* Written problem *
Search the entries below. Return every line that has "Fotografie" in it.

## begin

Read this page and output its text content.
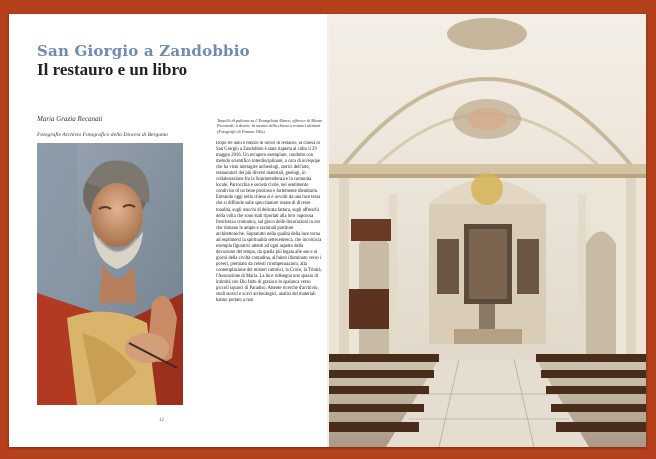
San Giorgio a Zandobbio
Il restauro e un libro
Maria Grazia Recanati
Fotografie Archivio Fotografico della Diocesi di Bergamo
Tassello di pulitura su L'Evangelista Marco, affresco di Mauro Picenardi; a destra: la navata della chiesa a restauri ultimati (Fotografie di Tomaso Villa).
Dopo tre anni e mezzo di lavori di restauro, la chiesa di San Giorgio a Zandobbio è stata riaperta al culto il 29 maggio 2016. Un recupero esemplare, condotto con metodo scientifico interdisciplinare, a cura di un'équipe che ha visto interagire archeologi, storici dell'arte, restauratori dei più diversi materiali, geologi, in collaborazione fra la Soprintendenza e la comunità locale, Parrocchia e società civile, nel sentimento condiviso di un bene prezioso e fortemente identitario. Entrando oggi nella chiesa si è avvolti da una luce tersa che si diffonde sulle specchiature rosate di diverse tonalità, sugli stucchi di delicata fattura, sugli affreschi della volta che sono stati riportati alla loro vaporosa freschezza cromatica, sul gioco delle decorazioni in oro che ritmano le ampie e razionali partiture architettoniche. Sopratutto nella qualità della luce torna ad esprimersi la spiritualità settecentesca, che incornicia exempla figurativi attenti ad ogni aspetto della devozione del tempo, da quella più legata alle sue e ai giorni della civiltà contadina, all'aiuto illuminato verso i poveri, premiato da celesti ricompensazioni, alla contemplazione dei misteri cattolici, la Croce, la Trinità, l'Assunzione di Maria. La luce ridisegna uno spazio di intimità con Dio fatto di grazia e lo spalanca verso piccoli squarci di Paradiso. Attente ricerche d'archivio, studi storici e scavi archeologici, analisi dei materiali hanno portato a non
12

## end

* Result *
Fotografie Archivio Fotografico della Diocesi di Bergamo
Tassello di pulitura su L'Evangelista Marco, affresco di Mauro Picenardi; a destra: la navata della chiesa a restauri ultimati (Fotografie di Tomaso Villa).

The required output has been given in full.